- [Document text]
Geometric / Alignment & Metrology Checks
If possible (or bring a metrologist or test equipment):
- Check straightness / flatness of bed and carriage travel across the span.
- Check parallelism between spindle axis and bed, or spindle to carriage surfaces.
- Measure squareness: is the cross slide perpendicular to spindle axis across the table travel.
- Check positional accuracy / linearity: command various distances and measure actual distances across full strokes.
- After warm-up, monitor thermal drift: any slow movement over time due to heating.
- At extremes (e.g. end of Z travel or near tailstock), test for deflection / sag error.
Note that some geometric errors can be corrected (shimming, alignment adjustments), but large structural misalignment or worn ways may be costly or impossible to fully restore.
Specific Risks / Red Flags to Watch for in a CORMAK CKT 500×1000
Based on its design, spec, and probable history, these are domain-specific caveats:
- Spindle bearing wear: Since the machine is relatively modest speed (max ~1,800 rpm) but still significant, worn spindle bearings are a likely weak spot. Any humming, vibration, or heating is red warning.
- Turret / tool indexer issues: the 6-position turret is mechanical and can suffer wear in indexing cams, fingers, splines, or drive mechanisms. Misindexing or skipping is bad.
- Ball screws and drives: for cross/longitudinal feed — backlash, wear, or nut play can degrade precision.
- Guideway wear: since this is a flat-bed lathe, the bed is used constantly under load, so wear on ways, especially near the chuck end, can be accentuated.
- Control / electronics aging: even though Siemens SINUMERIK or similar are robust, older drives, wiring, connectors, or servo feedback circuits may be stressed or nearing end-of-life.

- [Data section]
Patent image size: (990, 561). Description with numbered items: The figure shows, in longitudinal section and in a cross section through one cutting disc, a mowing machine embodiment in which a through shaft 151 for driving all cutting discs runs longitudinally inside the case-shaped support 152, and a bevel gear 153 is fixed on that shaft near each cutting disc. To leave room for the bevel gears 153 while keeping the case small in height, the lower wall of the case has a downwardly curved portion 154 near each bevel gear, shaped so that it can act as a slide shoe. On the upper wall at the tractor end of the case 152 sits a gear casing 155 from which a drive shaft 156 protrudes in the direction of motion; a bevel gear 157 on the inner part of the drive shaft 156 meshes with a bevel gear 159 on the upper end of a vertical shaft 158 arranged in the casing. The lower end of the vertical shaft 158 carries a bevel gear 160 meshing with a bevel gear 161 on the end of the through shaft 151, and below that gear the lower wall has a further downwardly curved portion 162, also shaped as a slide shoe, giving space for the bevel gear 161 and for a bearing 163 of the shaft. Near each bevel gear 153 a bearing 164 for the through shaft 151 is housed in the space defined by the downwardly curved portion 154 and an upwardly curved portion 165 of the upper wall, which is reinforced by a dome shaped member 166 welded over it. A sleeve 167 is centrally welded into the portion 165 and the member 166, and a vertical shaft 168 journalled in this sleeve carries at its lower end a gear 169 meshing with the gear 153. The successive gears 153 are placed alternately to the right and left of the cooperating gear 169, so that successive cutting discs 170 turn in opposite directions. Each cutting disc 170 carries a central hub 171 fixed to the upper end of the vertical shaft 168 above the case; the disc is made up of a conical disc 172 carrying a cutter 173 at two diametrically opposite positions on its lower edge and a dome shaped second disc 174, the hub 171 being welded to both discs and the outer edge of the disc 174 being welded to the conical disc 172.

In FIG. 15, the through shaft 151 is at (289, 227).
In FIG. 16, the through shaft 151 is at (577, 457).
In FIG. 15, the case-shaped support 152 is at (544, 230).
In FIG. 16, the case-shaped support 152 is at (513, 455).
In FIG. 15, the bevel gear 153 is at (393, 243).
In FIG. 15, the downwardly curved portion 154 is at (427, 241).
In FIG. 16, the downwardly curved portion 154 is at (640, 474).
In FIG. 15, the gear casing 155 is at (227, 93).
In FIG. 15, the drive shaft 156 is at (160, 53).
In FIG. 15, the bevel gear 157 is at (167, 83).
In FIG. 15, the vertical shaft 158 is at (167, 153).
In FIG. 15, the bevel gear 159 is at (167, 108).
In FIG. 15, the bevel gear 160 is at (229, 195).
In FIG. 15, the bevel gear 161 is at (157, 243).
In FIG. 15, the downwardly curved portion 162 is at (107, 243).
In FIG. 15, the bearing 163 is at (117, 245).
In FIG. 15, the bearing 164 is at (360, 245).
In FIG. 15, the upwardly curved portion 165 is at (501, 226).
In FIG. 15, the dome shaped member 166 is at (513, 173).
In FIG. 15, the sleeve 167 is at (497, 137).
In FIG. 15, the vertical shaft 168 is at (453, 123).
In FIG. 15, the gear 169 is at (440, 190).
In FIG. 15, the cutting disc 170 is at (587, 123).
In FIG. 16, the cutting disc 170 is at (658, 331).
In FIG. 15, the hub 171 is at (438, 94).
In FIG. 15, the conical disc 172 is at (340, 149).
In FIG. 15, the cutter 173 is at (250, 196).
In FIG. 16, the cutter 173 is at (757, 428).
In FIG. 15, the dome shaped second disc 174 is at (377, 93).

- [Required tasks]
• 1. According to the lathe inspection notes, what is the approximate maximum spindle speed of the CORMAK CKT 500×1000?
• 2. Using the lathe inspection notes, explain why guideway wear is a specific risk on the CORMAK CKT 500×1000.
• 3. Summarize the lathe inspection notes in two sentences.

- [Results for each task]
• 1. About 1,800 rpm.

• 2. Because it is a flat-bed lathe, its bed is used constantly under load. As a result, wear on the ways can be accentuated, especially near the chuck end.

• 3. The notes advise geometric and metrology checks of the lathe, including straightness, parallelism, squareness, positional accuracy, thermal drift after warm-up, and sag at the extremes of travel, and they note that small errors can be corrected while large misalignment or worn ways may be costly or impossible to restore. For the CORMAK CKT 500×1000, they flag spindle bearing wear, turret indexing problems, ball screw backlash, guideway wear, and aging controls and electronics as red flags.